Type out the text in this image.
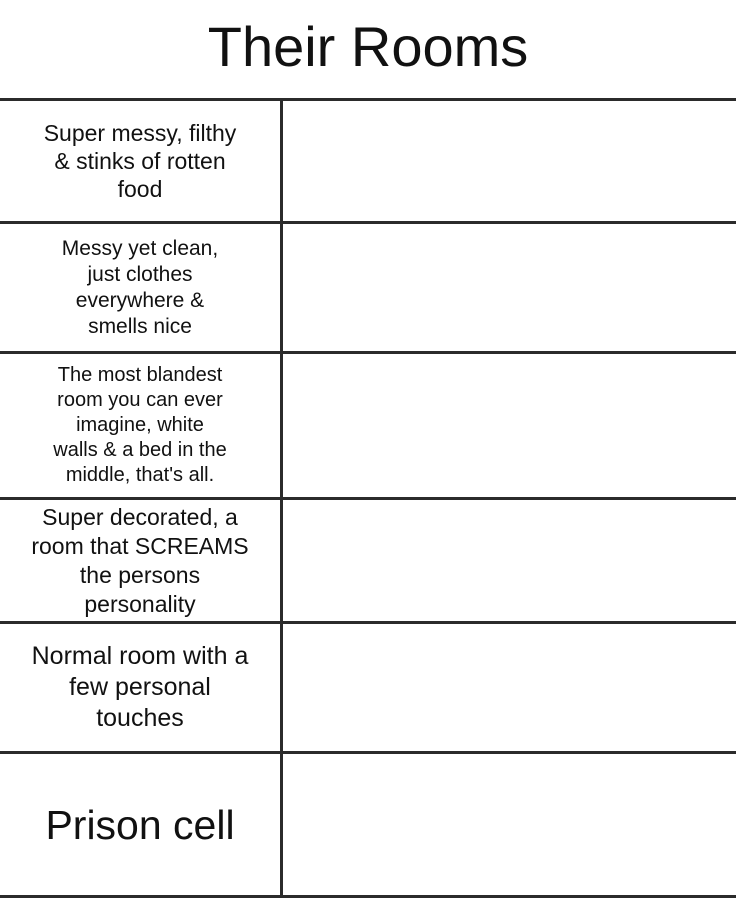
Their Rooms
Super messy, filthy
& stinks of rotten
food
Messy yet clean,
just clothes
everywhere &
smells nice
The most blandest
room you can ever
imagine, white
walls & a bed in the
middle, that's all.
Super decorated, a
room that SCREAMS
the persons
personality
Normal room with a
few personal
touches
Prison cell
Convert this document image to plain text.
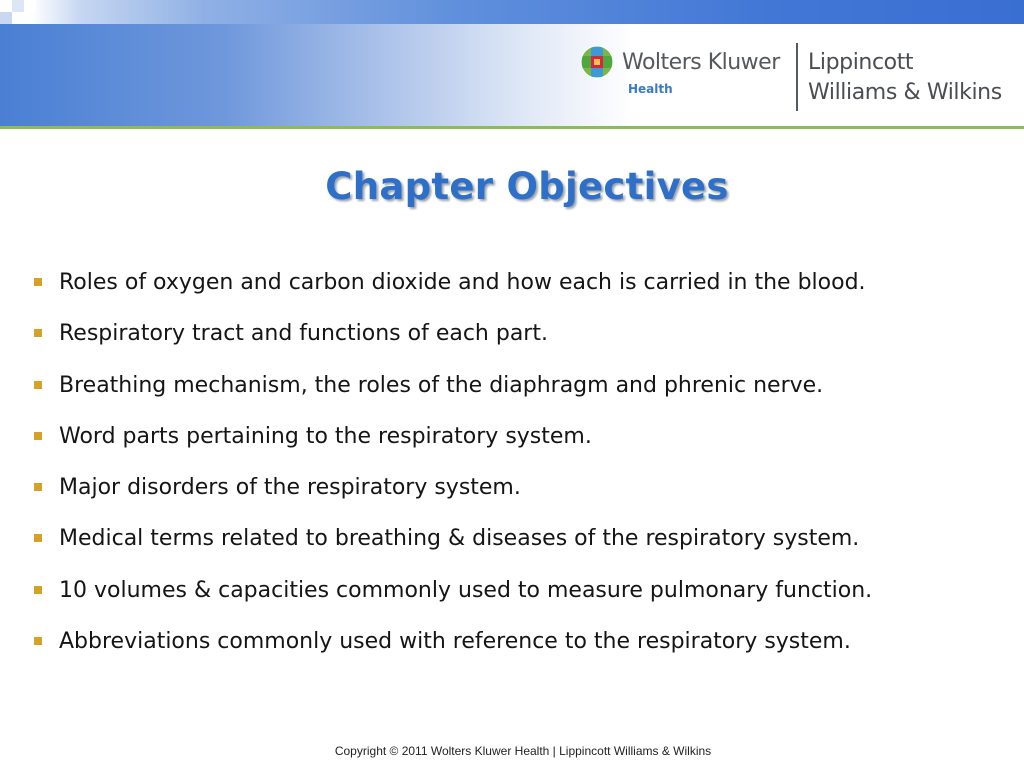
Wolters Kluwer
Health
Lippincott
Williams & Wilkins
Chapter Objectives
Roles of oxygen and carbon dioxide and how each is carried in the blood.
Respiratory tract and functions of each part.
Breathing mechanism, the roles of the diaphragm and phrenic nerve.
Word parts pertaining to the respiratory system.
Major disorders of the respiratory system.
Medical terms related to breathing & diseases of the respiratory system.
10 volumes & capacities commonly used to measure pulmonary function.
Abbreviations commonly used with reference to the respiratory system.
Copyright © 2011 Wolters Kluwer Health | Lippincott Williams & Wilkins
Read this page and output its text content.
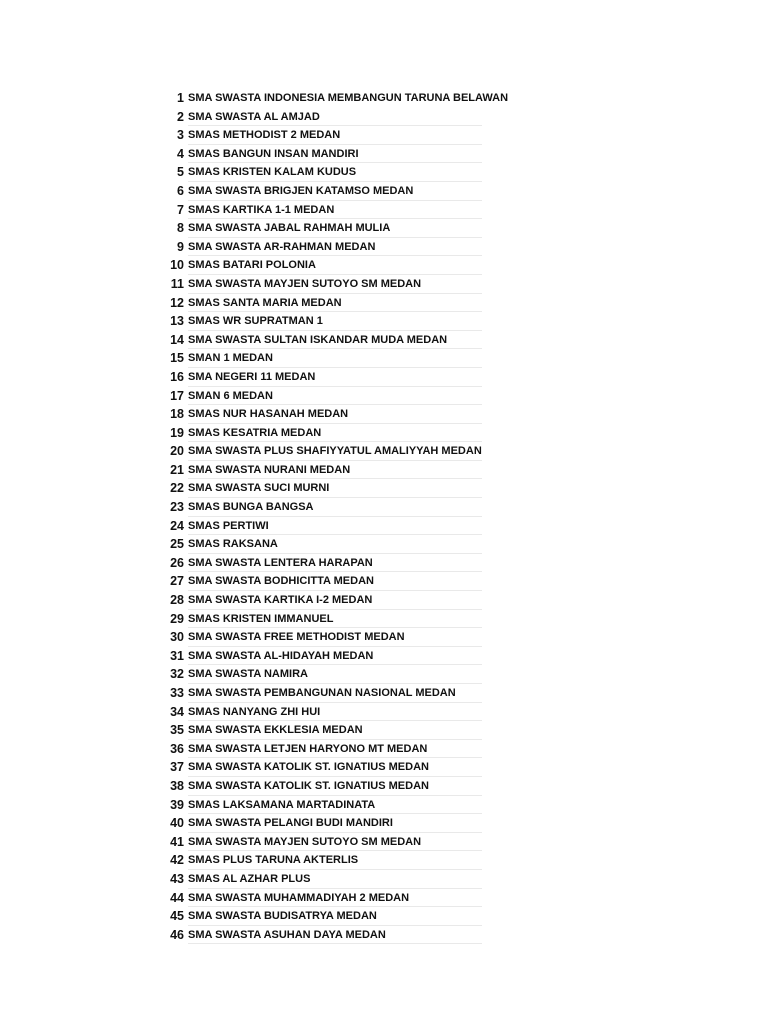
1 SMA SWASTA INDONESIA MEMBANGUN TARUNA BELAWAN
2 SMA SWASTA AL AMJAD
3 SMAS METHODIST 2 MEDAN
4 SMAS BANGUN INSAN MANDIRI
5 SMAS KRISTEN KALAM KUDUS
6 SMA SWASTA BRIGJEN KATAMSO MEDAN
7 SMAS KARTIKA 1-1 MEDAN
8 SMA SWASTA JABAL RAHMAH MULIA
9 SMA SWASTA AR-RAHMAN MEDAN
10 SMAS BATARI POLONIA
11 SMA SWASTA MAYJEN SUTOYO SM MEDAN
12 SMAS SANTA MARIA MEDAN
13 SMAS WR SUPRATMAN 1
14 SMA SWASTA SULTAN ISKANDAR MUDA MEDAN
15 SMAN 1 MEDAN
16 SMA NEGERI 11 MEDAN
17 SMAN 6 MEDAN
18 SMAS NUR HASANAH MEDAN
19 SMAS KESATRIA MEDAN
20 SMA SWASTA PLUS SHAFIYYATUL AMALIYYAH MEDAN
21 SMA SWASTA NURANI MEDAN
22 SMA SWASTA SUCI MURNI
23 SMAS BUNGA BANGSA
24 SMAS PERTIWI
25 SMAS RAKSANA
26 SMA SWASTA LENTERA HARAPAN
27 SMA SWASTA BODHICITTA MEDAN
28 SMA SWASTA KARTIKA I-2 MEDAN
29 SMAS KRISTEN IMMANUEL
30 SMA SWASTA FREE METHODIST MEDAN
31 SMA SWASTA AL-HIDAYAH MEDAN
32 SMA SWASTA NAMIRA
33 SMA SWASTA PEMBANGUNAN NASIONAL MEDAN
34 SMAS NANYANG ZHI HUI
35 SMA SWASTA EKKLESIA MEDAN
36 SMA SWASTA LETJEN HARYONO MT MEDAN
37 SMA SWASTA KATOLIK ST. IGNATIUS MEDAN
38 SMA SWASTA KATOLIK ST. IGNATIUS MEDAN
39 SMAS LAKSAMANA MARTADINATA
40 SMA SWASTA PELANGI BUDI MANDIRI
41 SMA SWASTA MAYJEN SUTOYO SM MEDAN
42 SMAS PLUS TARUNA AKTERLIS
43 SMAS AL AZHAR PLUS
44 SMA SWASTA MUHAMMADIYAH 2 MEDAN
45 SMA SWASTA BUDISATRYA MEDAN
46 SMA SWASTA ASUHAN DAYA MEDAN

______

(The problem):
Transcribe the listing in full and omit the pictures.

(Reply to the task):
Type out the text in this image.
Their Rooms
Super messy, filthy
& stinks of rotten
food
Messy yet clean,
just clothes
everywhere &
smells nice
The most blandest
room you can ever
imagine, white
walls & a bed in the
middle, that's all.
Super decorated, a
room that SCREAMS
the persons
personality
Normal room with a
few personal
touches
Prison cell
Convert this document image to plain text.
Wolters Kluwer
Health
Lippincott
Williams & Wilkins
Chapter Objectives
Roles of oxygen and carbon dioxide and how each is carried in the blood.
Respiratory tract and functions of each part.
Breathing mechanism, the roles of the diaphragm and phrenic nerve.
Word parts pertaining to the respiratory system.
Major disorders of the respiratory system.
Medical terms related to breathing & diseases of the respiratory system.
10 volumes & capacities commonly used to measure pulmonary function.
Abbreviations commonly used with reference to the respiratory system.
Copyright © 2011 Wolters Kluwer Health | Lippincott Williams & Wilkins
Read this page and output its text content.
1 SMA SWASTA INDONESIA MEMBANGUN TARUNA BELAWAN
2 SMA SWASTA AL AMJAD
3 SMAS METHODIST 2 MEDAN
4 SMAS BANGUN INSAN MANDIRI
5 SMAS KRISTEN KALAM KUDUS
6 SMA SWASTA BRIGJEN KATAMSO MEDAN
7 SMAS KARTIKA 1-1 MEDAN
8 SMA SWASTA JABAL RAHMAH MULIA
9 SMA SWASTA AR-RAHMAN MEDAN
10 SMAS BATARI POLONIA
11 SMA SWASTA MAYJEN SUTOYO SM MEDAN
12 SMAS SANTA MARIA MEDAN
13 SMAS WR SUPRATMAN 1
14 SMA SWASTA SULTAN ISKANDAR MUDA MEDAN
15 SMAN 1 MEDAN
16 SMA NEGERI 11 MEDAN
17 SMAN 6 MEDAN
18 SMAS NUR HASANAH MEDAN
19 SMAS KESATRIA MEDAN
20 SMA SWASTA PLUS SHAFIYYATUL AMALIYYAH MEDAN
21 SMA SWASTA NURANI MEDAN
22 SMA SWASTA SUCI MURNI
23 SMAS BUNGA BANGSA
24 SMAS PERTIWI
25 SMAS RAKSANA
26 SMA SWASTA LENTERA HARAPAN
27 SMA SWASTA BODHICITTA MEDAN
28 SMA SWASTA KARTIKA I-2 MEDAN
29 SMAS KRISTEN IMMANUEL
30 SMA SWASTA FREE METHODIST MEDAN
31 SMA SWASTA AL-HIDAYAH MEDAN
32 SMA SWASTA NAMIRA
33 SMA SWASTA PEMBANGUNAN NASIONAL MEDAN
34 SMAS NANYANG ZHI HUI
35 SMA SWASTA EKKLESIA MEDAN
36 SMA SWASTA LETJEN HARYONO MT MEDAN
37 SMA SWASTA KATOLIK ST. IGNATIUS MEDAN
38 SMA SWASTA KATOLIK ST. IGNATIUS MEDAN
39 SMAS LAKSAMANA MARTADINATA
40 SMA SWASTA PELANGI BUDI MANDIRI
41 SMA SWASTA MAYJEN SUTOYO SM MEDAN
42 SMAS PLUS TARUNA AKTERLIS
43 SMAS AL AZHAR PLUS
44 SMA SWASTA MUHAMMADIYAH 2 MEDAN
45 SMA SWASTA BUDISATRYA MEDAN
46 SMA SWASTA ASUHAN DAYA MEDAN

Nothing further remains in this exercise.